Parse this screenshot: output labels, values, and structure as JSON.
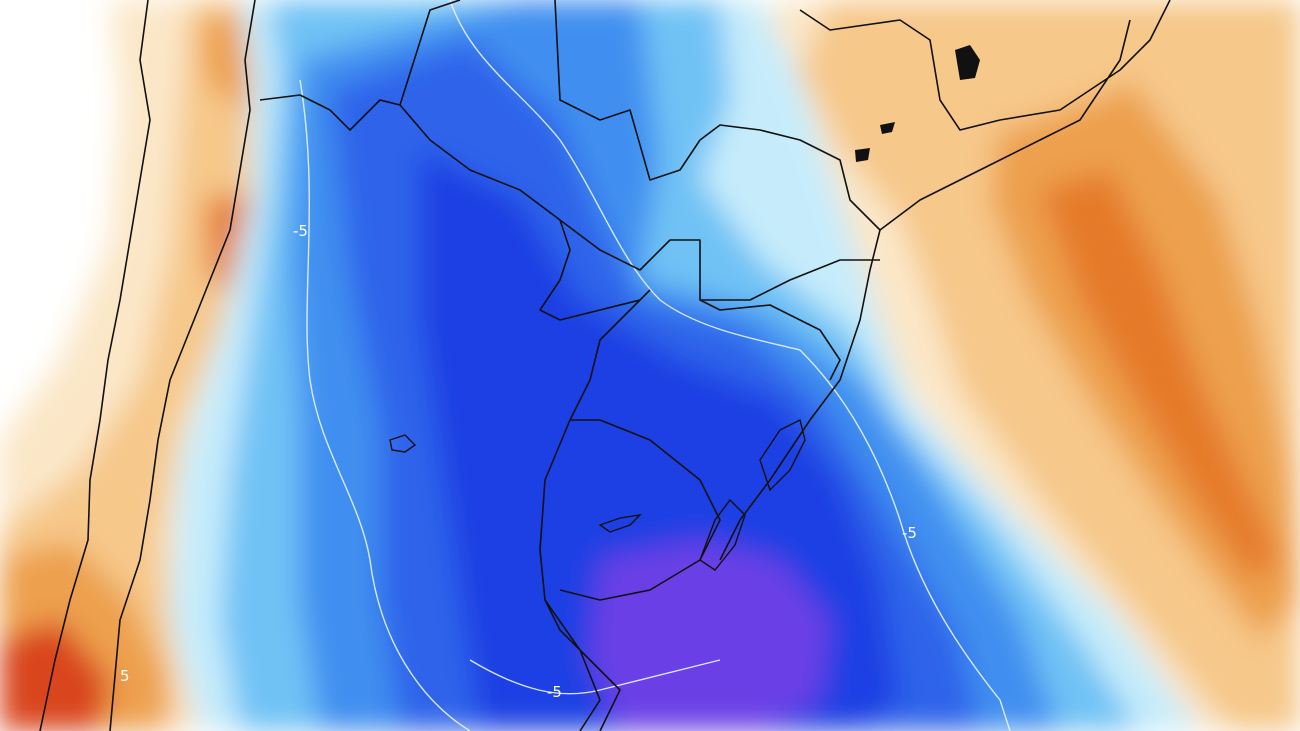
{
  "map": {
    "contour_labels": [
      {
        "id": "label-west",
        "text": "-5"
      },
      {
        "id": "label-east",
        "text": "-5"
      },
      {
        "id": "label-south",
        "text": "-5"
      },
      {
        "id": "label-southwest",
        "text": "5"
      }
    ],
    "palette": {
      "deep_violet": "#6a3fe6",
      "deep_blue": "#1f3fe3",
      "royal_blue": "#2f63ea",
      "mid_blue": "#3f8ff0",
      "sky_blue": "#6fc2f5",
      "pale_blue": "#c6ecfb",
      "neutral": "#ffffff",
      "pale_orange": "#fbe7c8",
      "light_orange": "#f6c88a",
      "orange": "#eda04e",
      "dark_orange": "#e57a2a",
      "red": "#d9451d",
      "contour_line": "#e8f4ff",
      "border_line": "#111111"
    }
  }
}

### Given task
The records above must be transcribed exactly. Pictures are left out of the copy.

### Result of the task
Parse this screenshot: output labels, values, and structure as JSON.
{
  "map": {
    "contour_labels": [
      {
        "id": "label-west",
        "text": "-5"
      },
      {
        "id": "label-east",
        "text": "-5"
      },
      {
        "id": "label-south",
        "text": "-5"
      },
      {
        "id": "label-southwest",
        "text": "5"
      }
    ],
    "palette": {
      "deep_violet": "#6a3fe6",
      "deep_blue": "#1f3fe3",
      "royal_blue": "#2f63ea",
      "mid_blue": "#3f8ff0",
      "sky_blue": "#6fc2f5",
      "pale_blue": "#c6ecfb",
      "neutral": "#ffffff",
      "pale_orange": "#fbe7c8",
      "light_orange": "#f6c88a",
      "orange": "#eda04e",
      "dark_orange": "#e57a2a",
      "red": "#d9451d",
      "contour_line": "#e8f4ff",
      "border_line": "#111111"
    }
  }
}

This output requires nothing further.